• INSTRUCTION:
Copy all the entries below exactly, but not the pictures.

• PROVIDED INFORMATION:
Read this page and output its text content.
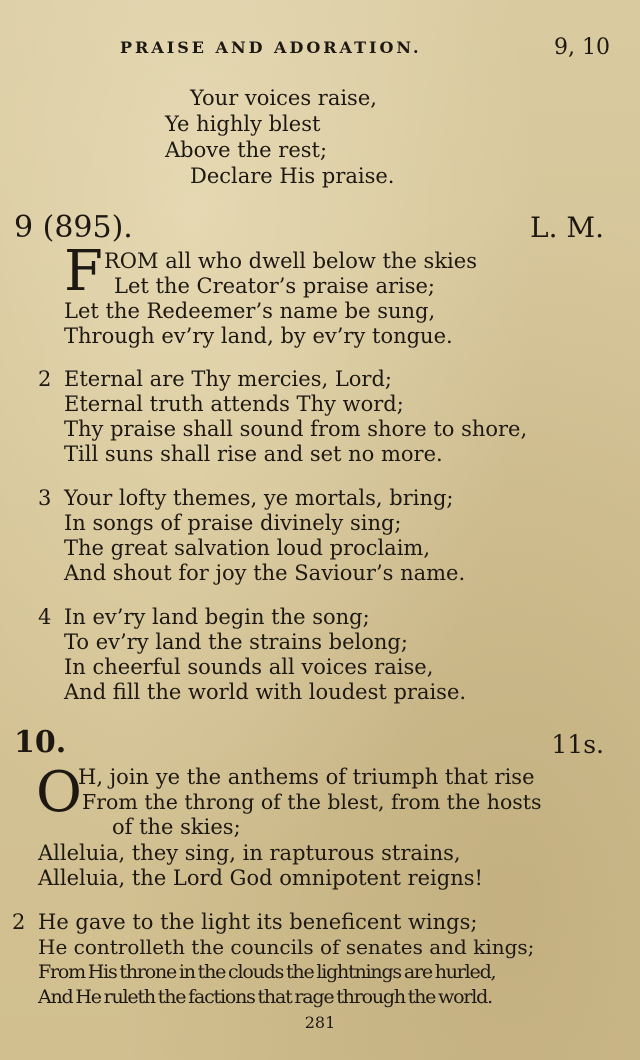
PRAISE AND ADORATION.	9, 10
Your voices raise,
Ye highly blest
Above the rest;
Declare His praise.
9 (895).	L. M.
F ROM all who dwell below the skies
Let the Creator’s praise arise;
Let the Redeemer’s name be sung,
Through ev’ry land, by ev’ry tongue.
2 Eternal are Thy mercies, Lord;
Eternal truth attends Thy word;
Thy praise shall sound from shore to shore,
Till suns shall rise and set no more.
3 Your lofty themes, ye mortals, bring;
In songs of praise divinely sing;
The great salvation loud proclaim,
And shout for joy the Saviour’s name.
4 In ev’ry land begin the song;
To ev’ry land the strains belong;
In cheerful sounds all voices raise,
And fill the world with loudest praise.
10.	11s.
O
H, join ye the anthems of triumph that rise
From the throng of the blest, from the hosts
of the skies;
Alleluia, they sing, in rapturous strains,
Alleluia, the Lord God omnipotent reigns!
2 He gave to the light its beneficent wings;
He controlleth the councils of senates and kings;
From His throne in the clouds the lightnings are hurled,
And He ruleth the factions that rage through the world.
281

• WRITTEN RESPONSE:
Read this page and output its text content.
PRAISE AND ADORATION.	9, 10
Your voices raise,
Ye highly blest
Above the rest;
Declare His praise.
9 (895).	L. M.
F ROM all who dwell below the skies
Let the Creator’s praise arise;
Let the Redeemer’s name be sung,
Through ev’ry land, by ev’ry tongue.
2 Eternal are Thy mercies, Lord;
Eternal truth attends Thy word;
Thy praise shall sound from shore to shore,
Till suns shall rise and set no more.
3 Your lofty themes, ye mortals, bring;
In songs of praise divinely sing;
The great salvation loud proclaim,
And shout for joy the Saviour’s name.
4 In ev’ry land begin the song;
To ev’ry land the strains belong;
In cheerful sounds all voices raise,
And fill the world with loudest praise.
10.	11s.
O
H, join ye the anthems of triumph that rise
From the throng of the blest, from the hosts
of the skies;
Alleluia, they sing, in rapturous strains,
Alleluia, the Lord God omnipotent reigns!
2 He gave to the light its beneficent wings;
He controlleth the councils of senates and kings;
From His throne in the clouds the lightnings are hurled,
And He ruleth the factions that rage through the world.
281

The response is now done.